====== Raw records ======
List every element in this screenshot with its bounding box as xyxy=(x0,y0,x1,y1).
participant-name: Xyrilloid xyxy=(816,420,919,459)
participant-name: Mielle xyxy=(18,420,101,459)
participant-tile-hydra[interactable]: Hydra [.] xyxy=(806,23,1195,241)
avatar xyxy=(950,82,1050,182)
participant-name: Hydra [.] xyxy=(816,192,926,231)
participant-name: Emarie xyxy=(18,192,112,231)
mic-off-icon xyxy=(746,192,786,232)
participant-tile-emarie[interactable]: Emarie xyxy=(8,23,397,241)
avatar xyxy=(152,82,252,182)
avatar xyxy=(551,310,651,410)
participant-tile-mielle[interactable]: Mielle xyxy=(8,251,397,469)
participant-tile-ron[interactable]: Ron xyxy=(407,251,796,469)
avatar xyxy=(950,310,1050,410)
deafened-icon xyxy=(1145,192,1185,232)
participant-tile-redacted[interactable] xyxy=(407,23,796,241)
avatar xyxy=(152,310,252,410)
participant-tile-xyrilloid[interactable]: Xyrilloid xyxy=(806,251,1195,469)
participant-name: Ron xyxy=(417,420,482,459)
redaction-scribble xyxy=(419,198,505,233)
======
** Task prompt **
Copy the items above word for word, starting at their first line and ending at the line that contains "avatar xyxy=(152,310,252,410)", with both of those lines included.

** Final result **
List every element in this screenshot with its bounding box as xyxy=(x0,y0,x1,y1).
participant-name: Xyrilloid xyxy=(816,420,919,459)
participant-name: Mielle xyxy=(18,420,101,459)
participant-tile-hydra[interactable]: Hydra [.] xyxy=(806,23,1195,241)
avatar xyxy=(950,82,1050,182)
participant-name: Hydra [.] xyxy=(816,192,926,231)
participant-name: Emarie xyxy=(18,192,112,231)
mic-off-icon xyxy=(746,192,786,232)
participant-tile-emarie[interactable]: Emarie xyxy=(8,23,397,241)
avatar xyxy=(152,82,252,182)
avatar xyxy=(551,310,651,410)
participant-tile-mielle[interactable]: Mielle xyxy=(8,251,397,469)
participant-tile-ron[interactable]: Ron xyxy=(407,251,796,469)
avatar xyxy=(950,310,1050,410)
deafened-icon xyxy=(1145,192,1185,232)
participant-tile-redacted[interactable] xyxy=(407,23,796,241)
avatar xyxy=(152,310,252,410)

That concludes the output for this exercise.